------ EXCERPT TO READ ------
You can't expect every youtuber to open the case of each power supply, to know from the layout what design the power supply uses, what supervisor (the chip with protections) it uses, quality of capacitors and fan and other things.

He simply made some logical assumptions ...

* unpainted gray case is indicative of cheap power supply,

* no sleeve on cables is either a sign of very old stock of power supplies or very cheap power supply since most new power supplies have either sleeves or ribbon cables 

* if it had a voltage select switch on the back, I personally would have determined the psu doesn't have Active PFC which means it's old design that would barely reach 80% efficiency.

* the brand "Great Wall" was less known to him, as Great Wall (like Chicony, Sirfa, Fortron Source, AcBel and others) are OEMs and make power supplies for others to sell under their own name (Sirfa sells their own as Sirtec in Europe, as Highpower in other places, Fortron sells as FSP etc) 

* lack of any 80+ rating on the psu label made him assume this power supply is based on a design so cheap or so old that it could not meet the minimum of 80+ white standard

 

So I'm not surprised he assumed it's bad power supply.

 

Now, if you give points to each "category" that makes a power supply, you'll probably find that the Seasonic psu that he chose will win at pretty much all points. A single missing protection (which in real world doesn't really matter that much) doesn't nullify the other pluses that Seasonic power supply brings.
------
- [DIRECTIVE]
Retype the post above on judging power supply quality, word for word and in full.
------ SUPPLIED DATA ------
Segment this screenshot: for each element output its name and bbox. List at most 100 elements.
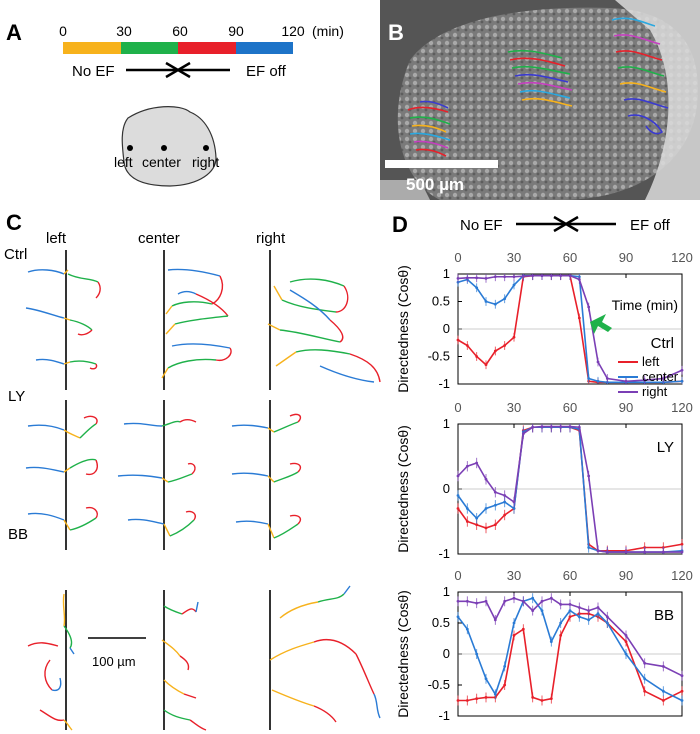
------
- [SOLUTION]
You can't expect every youtuber to open the case of each power supply, to know from the layout what design the power supply uses, what supervisor (the chip with protections) it uses, quality of capacitors and fan and other things.

He simply made some logical assumptions ...

* unpainted gray case is indicative of cheap power supply,

* no sleeve on cables is either a sign of very old stock of power supplies or very cheap power supply since most new power supplies have either sleeves or ribbon cables 

* if it had a voltage select switch on the back, I personally would have determined the psu doesn't have Active PFC which means it's old design that would barely reach 80% efficiency.

* the brand "Great Wall" was less known to him, as Great Wall (like Chicony, Sirfa, Fortron Source, AcBel and others) are OEMs and make power supplies for others to sell under their own name (Sirfa sells their own as Sirtec in Europe, as Highpower in other places, Fortron sells as FSP etc) 

* lack of any 80+ rating on the psu label made him assume this power supply is based on a design so cheap or so old that it could not meet the minimum of 80+ white standard

 

So I'm not surprised he assumed it's bad power supply.

 

Now, if you give points to each "category" that makes a power supply, you'll probably find that the Seasonic psu that he chose will win at pretty much all points. A single missing protection (which in real world doesn't really matter that much) doesn't nullify the other pluses that Seasonic power supply brings.